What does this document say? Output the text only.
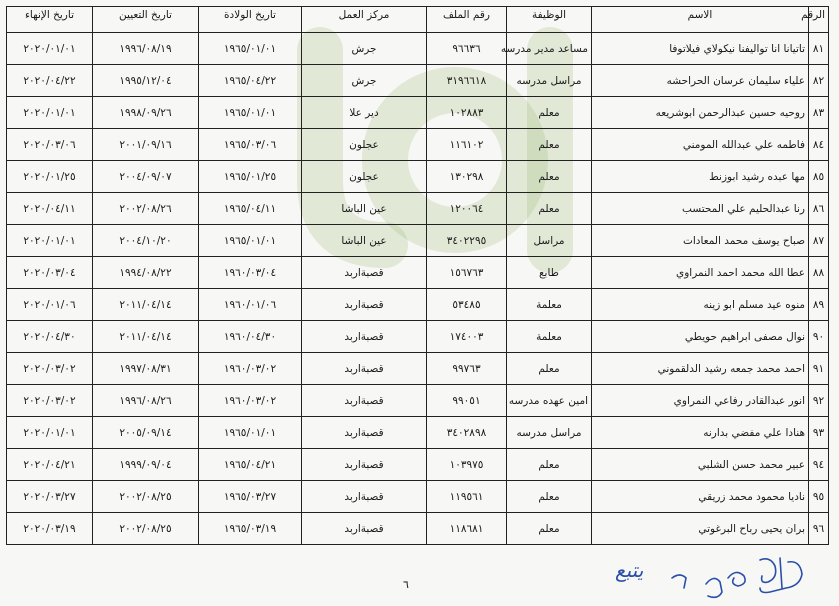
الرقم	الاسم	الوظيفة	رقم الملف	مركز العمل	تاريخ الولادة	تاريخ التعيين	تاريخ الإنهاء
٨١	تاتيانا انا تواليفنا نيكولاي فيلاتوفا	مساعد مدير مدرسه	٩٦٦٣٦	جرش	١٩٦٥/٠١/٠١	١٩٩٦/٠٨/١٩	٢٠٢٠/٠١/٠١
٨٢	علياء سليمان عرسان الحراحشه	مراسل مدرسه	٣١٩٦٦١٨	جرش	١٩٦٥/٠٤/٢٢	١٩٩٥/١٢/٠٤	٢٠٢٠/٠٤/٢٢
٨٣	روحيه حسين عبدالرحمن ابوشريعه	معلم	١٠٢٨٨٣	دير علا	١٩٦٥/٠١/٠١	١٩٩٨/٠٩/٢٦	٢٠٢٠/٠١/٠١
٨٤	فاطمه علي عبدالله المومني	معلم	١١٦١٠٢	عجلون	١٩٦٥/٠٣/٠٦	٢٠٠١/٠٩/١٦	٢٠٢٠/٠٣/٠٦
٨٥	مها عبده رشيد ابوزنط	معلم	١٣٠٢٩٨	عجلون	١٩٦٥/٠١/٢٥	٢٠٠٤/٠٩/٠٧	٢٠٢٠/٠١/٢٥
٨٦	رنا عبدالحليم علي المحتسب	معلم	١٢٠٠٦٤	عين الباشا	١٩٦٥/٠٤/١١	٢٠٠٢/٠٨/٢٦	٢٠٢٠/٠٤/١١
٨٧	صباح يوسف محمد المعادات	مراسل	٣٤٠٢٢٩٥	عين الباشا	١٩٦٥/٠١/٠١	٢٠٠٤/١٠/٢٠	٢٠٢٠/٠١/٠١
٨٨	عطا الله محمد احمد النمراوي	طابع	١٥٦٧٦٣	قصبةاربد	١٩٦٠/٠٣/٠٤	١٩٩٤/٠٨/٢٢	٢٠٢٠/٠٣/٠٤
٨٩	منوه عيد مسلم ابو زينه	معلمة	٥٣٤٨٥	قصبةاربد	١٩٦٠/٠١/٠٦	٢٠١١/٠٤/١٤	٢٠٢٠/٠١/٠٦
٩٠	نوال مصفى ابراهيم حويطي	معلمة	١٧٤٠٠٣	قصبةاربد	١٩٦٠/٠٤/٣٠	٢٠١١/٠٤/١٤	٢٠٢٠/٠٤/٣٠
٩١	احمد محمد جمعه رشيد الدلقموني	معلم	٩٩٧٦٣	قصبةاربد	١٩٦٠/٠٣/٠٢	١٩٩٧/٠٨/٣١	٢٠٢٠/٠٣/٠٢
٩٢	انور عبدالقادر رفاعي النمراوي	امين عهده مدرسه	٩٩٠٥١	قصبةاربد	١٩٦٠/٠٣/٠٢	١٩٩٦/٠٨/٢٦	٢٠٢٠/٠٣/٠٢
٩٣	هنادا علي مفضي بدارنه	مراسل مدرسه	٣٤٠٢٨٩٨	قصبةاربد	١٩٦٥/٠١/٠١	٢٠٠٥/٠٩/١٤	٢٠٢٠/٠١/٠١
٩٤	عبير محمد حسن الشلبي	معلم	١٠٣٩٧٥	قصبةاربد	١٩٦٥/٠٤/٢١	١٩٩٩/٠٩/٠٤	٢٠٢٠/٠٤/٢١
٩٥	ناديا محمود محمد زريقي	معلم	١١٩٥٦١	قصبةاربد	١٩٦٥/٠٣/٢٧	٢٠٠٢/٠٨/٢٥	٢٠٢٠/٠٣/٢٧
٩٦	بران يحيى رباح البرغوتي	معلم	١١٨٦٨١	قصبةاربد	١٩٦٥/٠٣/١٩	٢٠٠٢/٠٨/٢٥	٢٠٢٠/٠٣/١٩
٦
يتبع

The task => In the records above, locate the lines holding the word "محمد". Copy each of them.

Answer to the exercise =>
٨٧	صباح يوسف محمد المعادات	مراسل	٣٤٠٢٢٩٥	عين الباشا	١٩٦٥/٠١/٠١	٢٠٠٤/١٠/٢٠	٢٠٢٠/٠١/٠١
٨٨	عطا الله محمد احمد النمراوي	طابع	١٥٦٧٦٣	قصبةاربد	١٩٦٠/٠٣/٠٤	١٩٩٤/٠٨/٢٢	٢٠٢٠/٠٣/٠٤
٩١	احمد محمد جمعه رشيد الدلقموني	معلم	٩٩٧٦٣	قصبةاربد	١٩٦٠/٠٣/٠٢	١٩٩٧/٠٨/٣١	٢٠٢٠/٠٣/٠٢
٩٤	عبير محمد حسن الشلبي	معلم	١٠٣٩٧٥	قصبةاربد	١٩٦٥/٠٤/٢١	١٩٩٩/٠٩/٠٤	٢٠٢٠/٠٤/٢١
٩٥	ناديا محمود محمد زريقي	معلم	١١٩٥٦١	قصبةاربد	١٩٦٥/٠٣/٢٧	٢٠٠٢/٠٨/٢٥	٢٠٢٠/٠٣/٢٧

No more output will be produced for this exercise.